GIVEN PROBLEM: Search the material below for the string "stripes" and list each line that holds it.

Extracted data entries
━━━━━━━━━━━━━━━━━━━━━━━━━━━━━━

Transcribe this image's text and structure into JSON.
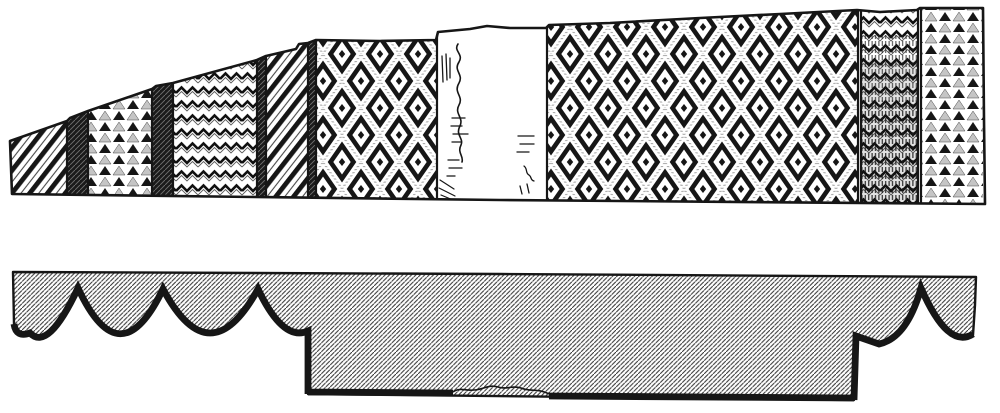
{
  "figure": {
    "name": "engraved-patterned-band-with-section-profile",
    "ink_color": "#161616",
    "paper_color": "#ffffff",
    "elevation": {
      "band_outline_d": "M10,141 L67,121 L70,118 L88,111 L152,89 L156,86 L173,83 L257,60 L266,56 L296,49 L299,44 L308,43 L316,40 L380,41 L436,40 L438,32 L470,29 L487,26 L510,28 L546,28 L549,25 L610,23 L700,18 L780,14 L857,10 L880,12 L917,10 L920,8 L983,8 L984,120 L985,204 L500,200 L12,194 Z",
      "sections": [
        {
          "name": "panel-diagonal-stripes-left",
          "x1": 10,
          "x2": 67,
          "pattern": "diagonal-stripes"
        },
        {
          "name": "divider-band-1",
          "x1": 67,
          "x2": 88,
          "pattern": "dense-hatch"
        },
        {
          "name": "panel-triangles-left",
          "x1": 88,
          "x2": 152,
          "pattern": "triangle-rows"
        },
        {
          "name": "divider-band-2",
          "x1": 152,
          "x2": 173,
          "pattern": "dense-hatch"
        },
        {
          "name": "panel-zigzag-left",
          "x1": 173,
          "x2": 257,
          "pattern": "zigzag-rows"
        },
        {
          "name": "divider-band-3",
          "x1": 257,
          "x2": 266,
          "pattern": "dense-hatch"
        },
        {
          "name": "panel-diagonal-stripes-mid",
          "x1": 266,
          "x2": 308,
          "pattern": "diagonal-stripes"
        },
        {
          "name": "divider-band-4",
          "x1": 308,
          "x2": 316,
          "pattern": "dense-hatch"
        },
        {
          "name": "panel-diamonds-left",
          "x1": 316,
          "x2": 437,
          "pattern": "diamond-diaper"
        },
        {
          "name": "panel-worn-blank",
          "x1": 437,
          "x2": 547,
          "pattern": "paper"
        },
        {
          "name": "panel-diamonds-right",
          "x1": 547,
          "x2": 858,
          "pattern": "diamond-diaper"
        },
        {
          "name": "panel-zigzag-right",
          "x1": 861,
          "x2": 918,
          "pattern": "zigzag-shaded"
        },
        {
          "name": "panel-triangles-right",
          "x1": 921,
          "x2": 983,
          "pattern": "triangle-rows"
        }
      ],
      "boundaries": [
        67,
        88,
        152,
        173,
        257,
        266,
        308,
        316,
        437,
        547,
        858,
        861,
        918,
        921
      ],
      "worn_marks": [
        {
          "name": "worn-hatch-top-left",
          "d": "M442,56 L443,82 M446,54 L447,80 M450,58 L450,78",
          "w": 1.3
        },
        {
          "name": "worn-squiggle-vertical",
          "d": "M458,44 c-5,7 6,10 1,18 c-6,9 5,12 0,21 c-6,10 5,13 0,22 c-5,9 5,12 1,21 c-5,9 4,12 1,19 c-4,8 3,11 1,17",
          "w": 1.6
        },
        {
          "name": "worn-dashes-mid-left",
          "d": "M452,118 h13 M451,126 h11 M453,134 h15 M452,142 h9",
          "w": 1.3
        },
        {
          "name": "worn-dashes-lower-left",
          "d": "M448,160 h11 M449,168 h13 M447,176 h8",
          "w": 1.3
        },
        {
          "name": "worn-strokes-right",
          "d": "M518,136 h16 M520,144 h14 M517,152 h12",
          "w": 1.3
        },
        {
          "name": "worn-curl-right",
          "d": "M524,166 c4,3 1,7 5,9 c3,2 1,5 5,6 M520,186 l2,8 M527,184 l2,9",
          "w": 1.3
        },
        {
          "name": "worn-shade-bottom-left",
          "d": "M440,180 l14,9 M439,188 l16,8 M441,195 l12,5",
          "w": 1.2
        }
      ]
    },
    "section_profile": {
      "outline_d": "M13,272 L500,274 L976,277 L975,305 L973,335 Q948,350 921,288 L921,287 Q907,338 879,344 L856,336 L854,400 L308,394 L308,331 Q283,342 258,289 L258,288 Q210,377 163,289 L163,288 Q120,379 78,288 Q48,352 30,333 Q16,338 14,324 Z",
      "underside_d": "M973,334 Q948,350 921,288 Q907,338 879,344 L856,336 L854,400 M854,398 L549,396 M453,393 L308,392 M308,394 L308,331 Q283,342 258,289 Q210,377 163,289 Q120,379 78,288 Q48,352 30,333 Q16,338 14,324",
      "damaged_gap_d": "M549,394 C538,388 530,392 521,388 C512,385 506,390 498,387 C489,384 482,390 474,390 C466,391 460,387 453,392",
      "scallop_cusps_x": [
        78,
        163,
        258,
        921
      ],
      "deep_recess": {
        "x1": 308,
        "x2": 854,
        "bottom_left_y": 394,
        "bottom_right_y": 400,
        "damaged_gap_x": [
          453,
          549
        ]
      }
    }
  }
}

━━━━━━━━━━━━━━━━━━━━━━━━━━━━━━

SOLUTION FOR THIS TASK:
          "name": "panel-diagonal-stripes-left",
          "pattern": "diagonal-stripes"
          "name": "panel-diagonal-stripes-mid",
          "pattern": "diagonal-stripes"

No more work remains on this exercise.